(Stated problem):
For each line that holds "BEARISH", copy the line out.

# Start of Working data

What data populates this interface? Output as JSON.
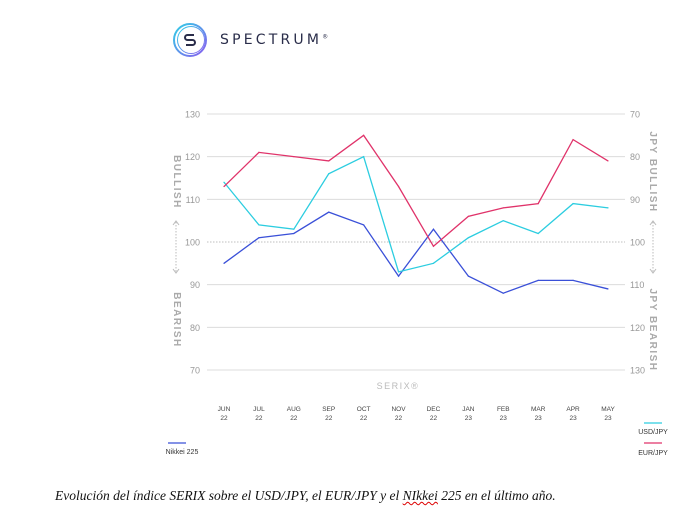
{
  "brand": {
    "name": "SPECTRUM",
    "mark": "®"
  },
  "chart_data": {
    "type": "line",
    "categories": [
      [
        "JUN",
        "22"
      ],
      [
        "JUL",
        "22"
      ],
      [
        "AUG",
        "22"
      ],
      [
        "SEP",
        "22"
      ],
      [
        "OCT",
        "22"
      ],
      [
        "NOV",
        "22"
      ],
      [
        "DEC",
        "22"
      ],
      [
        "JAN",
        "23"
      ],
      [
        "FEB",
        "23"
      ],
      [
        "MAR",
        "23"
      ],
      [
        "APR",
        "23"
      ],
      [
        "MAY",
        "23"
      ]
    ],
    "series": [
      {
        "name": "Nikkei 225",
        "color": "#3a50d8",
        "values": [
          95,
          101,
          102,
          107,
          104,
          92,
          103,
          92,
          88,
          91,
          91,
          89
        ]
      },
      {
        "name": "USD/JPY",
        "color": "#2ccde0",
        "values": [
          114,
          104,
          103,
          116,
          120,
          93,
          95,
          101,
          105,
          102,
          109,
          108
        ]
      },
      {
        "name": "EUR/JPY",
        "color": "#e0336a",
        "values": [
          113,
          121,
          120,
          119,
          125,
          113,
          99,
          106,
          108,
          109,
          124,
          119
        ]
      }
    ],
    "ylim": [
      70,
      130
    ],
    "yticks_left": [
      "130",
      "120",
      "110",
      "100",
      "90",
      "80",
      "70"
    ],
    "yticks_right": [
      "70",
      "80",
      "90",
      "100",
      "110",
      "120",
      "130"
    ],
    "xlabel": "SERIX®",
    "left_label_top": "BULLISH",
    "left_label_bottom": "BEARISH",
    "right_label_top": "JPY BULLISH",
    "right_label_bottom": "JPY BEARISH",
    "reference_line": 100,
    "grid": true,
    "legend_placement": "bottom"
  },
  "caption": {
    "before": "Evolución del índice SERIX sobre el USD/JPY, el EUR/JPY y el ",
    "flagged": "NIkkei",
    "after": " 225 en el último año."
  }
}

# End of Working data

(Response):
    "left_label_bottom": "BEARISH",
    "right_label_bottom": "JPY BEARISH",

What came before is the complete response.